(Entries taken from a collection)
## start

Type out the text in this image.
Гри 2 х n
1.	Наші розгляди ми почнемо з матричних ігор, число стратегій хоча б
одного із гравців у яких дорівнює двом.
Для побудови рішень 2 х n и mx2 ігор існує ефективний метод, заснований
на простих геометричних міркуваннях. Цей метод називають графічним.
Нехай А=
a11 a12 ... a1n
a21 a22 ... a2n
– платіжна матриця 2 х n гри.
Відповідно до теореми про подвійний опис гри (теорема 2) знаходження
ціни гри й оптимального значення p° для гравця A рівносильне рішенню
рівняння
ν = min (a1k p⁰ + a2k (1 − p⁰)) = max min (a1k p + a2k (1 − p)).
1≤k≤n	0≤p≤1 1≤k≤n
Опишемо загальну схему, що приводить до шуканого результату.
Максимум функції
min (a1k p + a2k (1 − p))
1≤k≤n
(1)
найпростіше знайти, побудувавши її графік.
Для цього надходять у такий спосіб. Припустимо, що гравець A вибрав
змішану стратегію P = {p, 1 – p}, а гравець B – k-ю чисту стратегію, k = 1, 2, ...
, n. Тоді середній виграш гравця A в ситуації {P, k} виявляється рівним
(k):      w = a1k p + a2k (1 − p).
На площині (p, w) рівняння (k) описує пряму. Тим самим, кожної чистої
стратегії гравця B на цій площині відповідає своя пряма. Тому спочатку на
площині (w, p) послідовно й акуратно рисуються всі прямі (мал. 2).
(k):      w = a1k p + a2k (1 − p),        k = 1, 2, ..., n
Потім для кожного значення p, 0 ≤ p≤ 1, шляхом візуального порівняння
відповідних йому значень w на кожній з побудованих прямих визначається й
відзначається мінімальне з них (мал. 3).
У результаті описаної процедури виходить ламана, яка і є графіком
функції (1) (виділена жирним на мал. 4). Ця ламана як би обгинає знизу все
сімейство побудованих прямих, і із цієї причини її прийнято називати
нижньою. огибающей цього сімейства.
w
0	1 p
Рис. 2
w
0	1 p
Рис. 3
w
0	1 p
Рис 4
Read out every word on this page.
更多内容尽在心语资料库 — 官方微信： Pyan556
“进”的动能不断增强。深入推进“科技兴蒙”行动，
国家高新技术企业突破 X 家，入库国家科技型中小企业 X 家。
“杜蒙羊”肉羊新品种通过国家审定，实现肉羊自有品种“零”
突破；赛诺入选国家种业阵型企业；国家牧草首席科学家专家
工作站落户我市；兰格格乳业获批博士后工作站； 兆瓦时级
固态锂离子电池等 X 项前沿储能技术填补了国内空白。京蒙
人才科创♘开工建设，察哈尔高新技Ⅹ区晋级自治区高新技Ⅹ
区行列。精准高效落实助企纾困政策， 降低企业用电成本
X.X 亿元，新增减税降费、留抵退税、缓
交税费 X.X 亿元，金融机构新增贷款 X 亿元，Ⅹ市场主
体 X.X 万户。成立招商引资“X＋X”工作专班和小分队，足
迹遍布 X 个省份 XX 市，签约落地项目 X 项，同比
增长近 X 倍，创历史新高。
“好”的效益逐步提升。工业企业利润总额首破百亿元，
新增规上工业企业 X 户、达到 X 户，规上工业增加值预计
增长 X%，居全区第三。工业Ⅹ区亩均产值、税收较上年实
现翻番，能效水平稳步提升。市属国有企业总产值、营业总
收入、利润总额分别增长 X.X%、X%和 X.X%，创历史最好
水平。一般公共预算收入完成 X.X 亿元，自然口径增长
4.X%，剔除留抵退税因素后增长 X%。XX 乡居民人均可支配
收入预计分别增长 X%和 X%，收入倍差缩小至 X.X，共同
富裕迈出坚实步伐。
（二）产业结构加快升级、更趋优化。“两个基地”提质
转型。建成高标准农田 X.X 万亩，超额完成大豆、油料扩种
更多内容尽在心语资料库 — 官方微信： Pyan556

## end

Extract each line from the entries above that contains the string "площині".

• **Exercise response**:
На площині (p, w) рівняння (k) описує пряму. Тим самим, кожної чистої
стратегії гравця B на цій площині відповідає своя пряма. Тому спочатку на
площині (w, p) послідовно й акуратно рисуються всі прямі (мал. 2).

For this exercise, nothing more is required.